## Problem details:
Repeat every entry word for word, skipping the pictures.
:: Records for this task ::
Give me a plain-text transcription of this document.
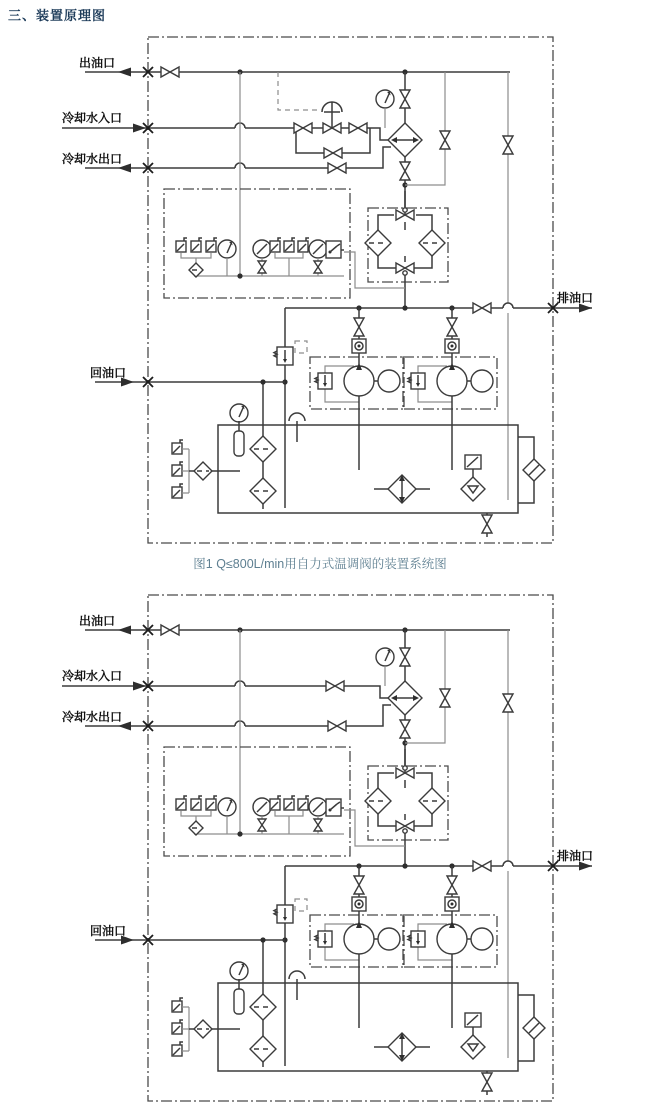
三、装置原理图
出油口
冷却水入口
冷却水出口
回油口
排油口
图1 Q≤800L/min用自力式温调阀的装置系统图
出油口
冷却水入口
冷却水出口
回油口
排油口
:::
## The reply:
Give me a plain-text transcription of this document.
三、装置原理图
出油口
冷却水入口
冷却水出口
回油口
排油口
图1 Q≤800L/min用自力式温调阀的装置系统图
出油口
冷却水入口
冷却水出口
回油口
排油口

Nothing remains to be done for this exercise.